## STATED TASK:
Go through the material below, count the lines with the word "icon", and reply with the count alone.

## DATA RECORDS:
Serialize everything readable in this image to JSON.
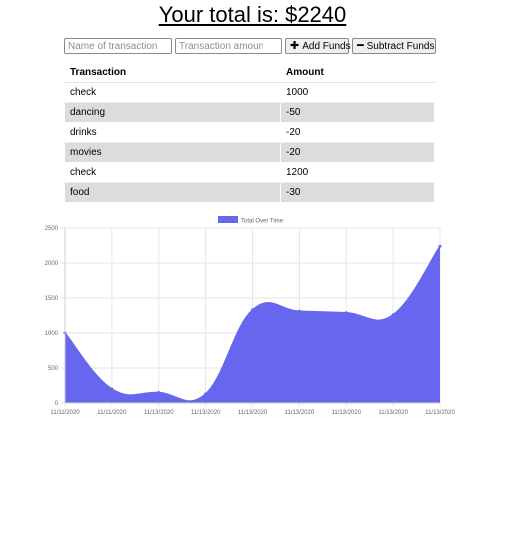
{
  "header": {
    "total_text": "Your total is: $2240"
  },
  "form": {
    "name_placeholder": "Name of transaction",
    "amount_placeholder": "Transaction amount",
    "add_label": "Add Funds",
    "subtract_label": "Subtract Funds",
    "add_icon": "plus-icon",
    "subtract_icon": "minus-icon"
  },
  "table": {
    "headers": [
      "Transaction",
      "Amount"
    ],
    "rows": [
      {
        "name": "check",
        "amount": "1000"
      },
      {
        "name": "dancing",
        "amount": "-50"
      },
      {
        "name": "drinks",
        "amount": "-20"
      },
      {
        "name": "movies",
        "amount": "-20"
      },
      {
        "name": "check",
        "amount": "1200"
      },
      {
        "name": "food",
        "amount": "-30"
      }
    ]
  },
  "chart_data": {
    "type": "area",
    "x": [
      "11/11/2020",
      "11/11/2020",
      "11/13/2020",
      "11/13/2020",
      "11/13/2020",
      "11/13/2020",
      "11/13/2020",
      "11/13/2020",
      "11/13/2020"
    ],
    "series": [
      {
        "name": "Total Over Time",
        "values": [
          1000,
          200,
          150,
          130,
          1330,
          1310,
          1290,
          1260,
          2240
        ],
        "color": "#6666ee"
      }
    ],
    "ylim": [
      0,
      2500
    ],
    "yticks": [
      0,
      500,
      1000,
      1500,
      2000,
      2500
    ],
    "grid": true,
    "legend": "top-center"
  }
}
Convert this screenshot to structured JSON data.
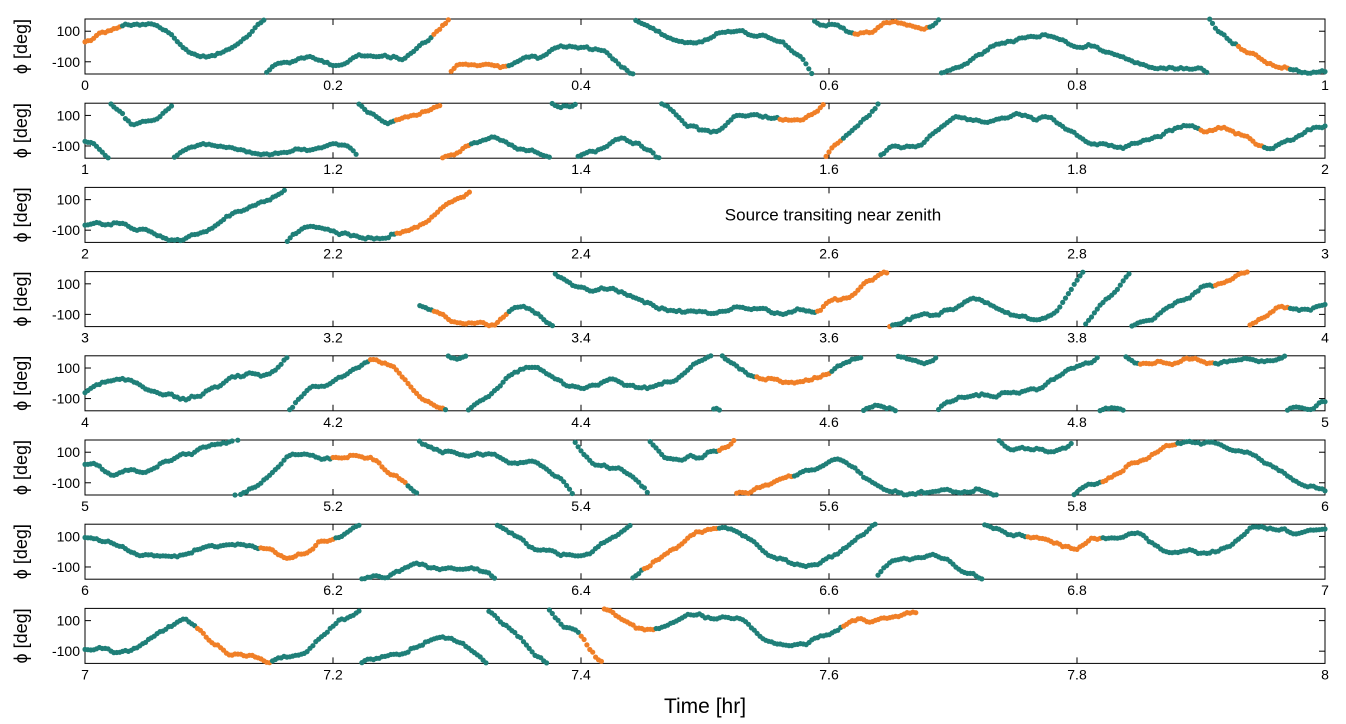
{
  "chart_data": {
    "type": "scatter",
    "xlabel": "Time [hr]",
    "ylabel": "ϕ [deg]",
    "ylim": [
      -180,
      180
    ],
    "yticks": [
      -100,
      100
    ],
    "ytick_labels": [
      "-100",
      "100"
    ],
    "colors": {
      "base": "#1f7f78",
      "highlight": "#f07f27"
    },
    "series_names": [
      "phase",
      "highlighted segments"
    ],
    "rows": [
      {
        "xmin": 0,
        "xmax": 1,
        "tick_labels": [
          "0",
          "0.2",
          "0.4",
          "0.6",
          "0.8",
          "1"
        ],
        "highlights": [
          [
            0,
            0.03
          ],
          [
            0.28,
            0.34
          ],
          [
            0.62,
            0.68
          ],
          [
            0.93,
            0.97
          ]
        ],
        "data_end": 1
      },
      {
        "xmin": 1,
        "xmax": 2,
        "tick_labels": [
          "1",
          "1.2",
          "1.4",
          "1.6",
          "1.8",
          "2"
        ],
        "highlights": [
          [
            1.25,
            1.31
          ],
          [
            1.56,
            1.61
          ],
          [
            1.9,
            1.95
          ]
        ],
        "data_end": 2
      },
      {
        "xmin": 2,
        "xmax": 3,
        "tick_labels": [
          "2",
          "2.2",
          "2.4",
          "2.6",
          "2.8",
          "3"
        ],
        "highlights": [
          [
            2.25,
            2.31
          ]
        ],
        "data_end": 2.31,
        "annotation": "Source transiting near zenith"
      },
      {
        "xmin": 3,
        "xmax": 4,
        "tick_labels": [
          "3",
          "3.2",
          "3.4",
          "3.6",
          "3.8",
          "4"
        ],
        "highlights": [
          [
            3.28,
            3.34
          ],
          [
            3.59,
            3.65
          ],
          [
            3.91,
            3.97
          ]
        ],
        "data_start": 3.27,
        "data_end": 4
      },
      {
        "xmin": 4,
        "xmax": 5,
        "tick_labels": [
          "4",
          "4.2",
          "4.4",
          "4.6",
          "4.8",
          "5"
        ],
        "highlights": [
          [
            4.23,
            4.29
          ],
          [
            4.54,
            4.6
          ],
          [
            4.85,
            4.91
          ]
        ],
        "data_end": 5
      },
      {
        "xmin": 5,
        "xmax": 6,
        "tick_labels": [
          "5",
          "5.2",
          "5.4",
          "5.6",
          "5.8",
          "6"
        ],
        "highlights": [
          [
            5.2,
            5.26
          ],
          [
            5.51,
            5.57
          ],
          [
            5.82,
            5.88
          ]
        ],
        "data_end": 6
      },
      {
        "xmin": 6,
        "xmax": 7,
        "tick_labels": [
          "6",
          "6.2",
          "6.4",
          "6.6",
          "6.8",
          "7"
        ],
        "highlights": [
          [
            6.14,
            6.2
          ],
          [
            6.45,
            6.51
          ],
          [
            6.76,
            6.82
          ]
        ],
        "data_end": 7
      },
      {
        "xmin": 7,
        "xmax": 8,
        "tick_labels": [
          "7",
          "7.2",
          "7.4",
          "7.6",
          "7.8",
          "8"
        ],
        "highlights": [
          [
            7.09,
            7.15
          ],
          [
            7.4,
            7.46
          ],
          [
            7.61,
            7.67
          ]
        ],
        "data_end": 7.67
      }
    ]
  }
}
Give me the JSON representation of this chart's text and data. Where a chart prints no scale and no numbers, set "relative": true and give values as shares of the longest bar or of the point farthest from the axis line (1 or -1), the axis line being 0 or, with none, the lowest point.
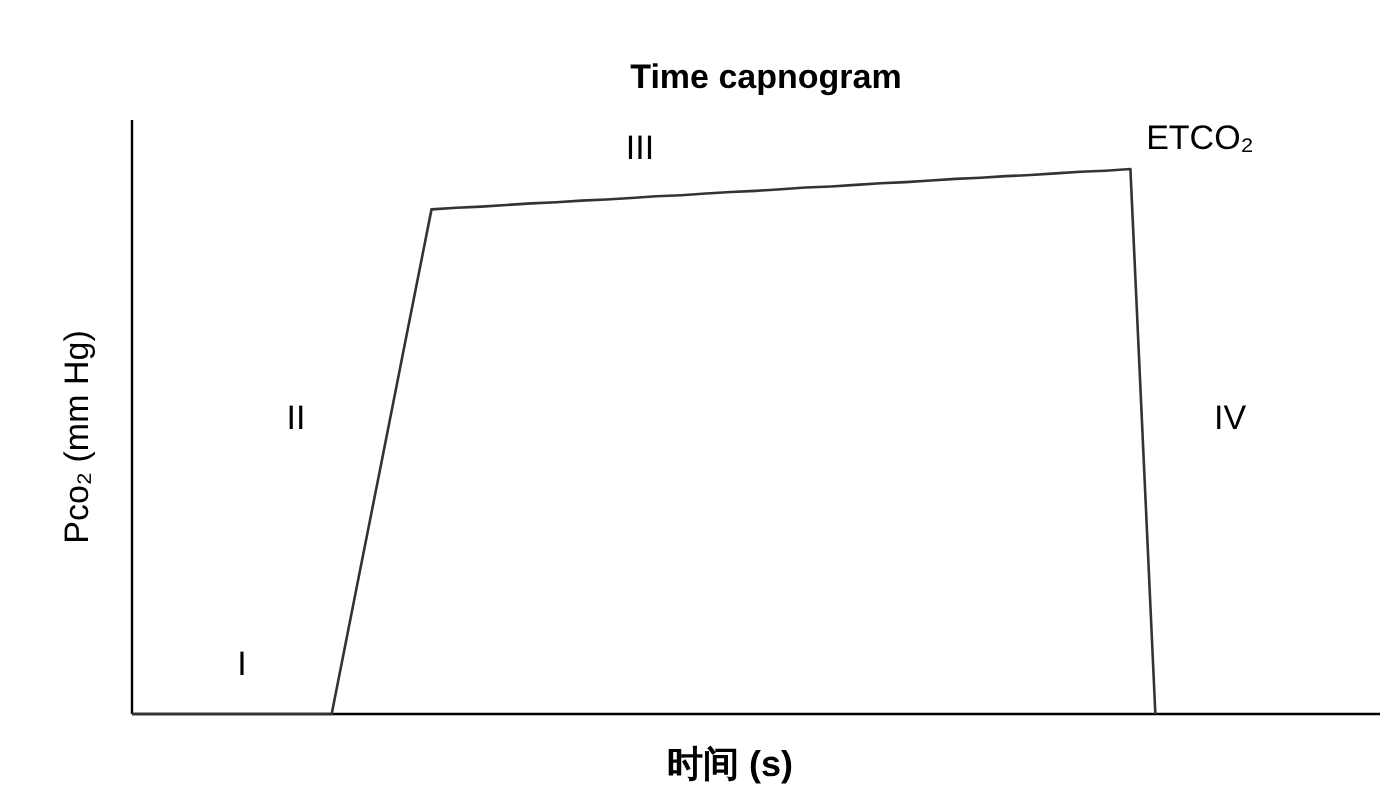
{
  "chart_data": {
    "type": "line",
    "relative": true,
    "title": "Time capnogram",
    "xlabel": "时间 (s)",
    "ylabel": "Pco₂ (mm Hg)",
    "categories": [
      null,
      null,
      null,
      null,
      null,
      null,
      null,
      null,
      null,
      null,
      null,
      null,
      null,
      null,
      null,
      null,
      null,
      null,
      null,
      null,
      null,
      null,
      null,
      null,
      null,
      null,
      null,
      null,
      null,
      null,
      null,
      null,
      null,
      null,
      null,
      null,
      null,
      null,
      null,
      null,
      null,
      null,
      null,
      null,
      null,
      null,
      null,
      null,
      null,
      null,
      null
    ],
    "series": [
      {
        "color": "#333333",
        "values": [
          0,
          0,
          0,
          0,
          0,
          0,
          0,
          0,
          0,
          0.232,
          0.463,
          0.695,
          0.926,
          0.929,
          0.931,
          0.934,
          0.937,
          0.939,
          0.942,
          0.944,
          0.947,
          0.95,
          0.952,
          0.955,
          0.958,
          0.96,
          0.963,
          0.966,
          0.968,
          0.971,
          0.974,
          0.976,
          0.979,
          0.982,
          0.984,
          0.987,
          0.989,
          0.992,
          0.995,
          0.997,
          1,
          0,
          null,
          null,
          null,
          null,
          null,
          null,
          null,
          null,
          null
        ]
      }
    ],
    "annotations": [
      "I",
      "II",
      "III",
      "IV",
      "ETCO₂"
    ],
    "marker": "none",
    "line_style": "solid"
  }
}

## FINISHED ANSWER:
2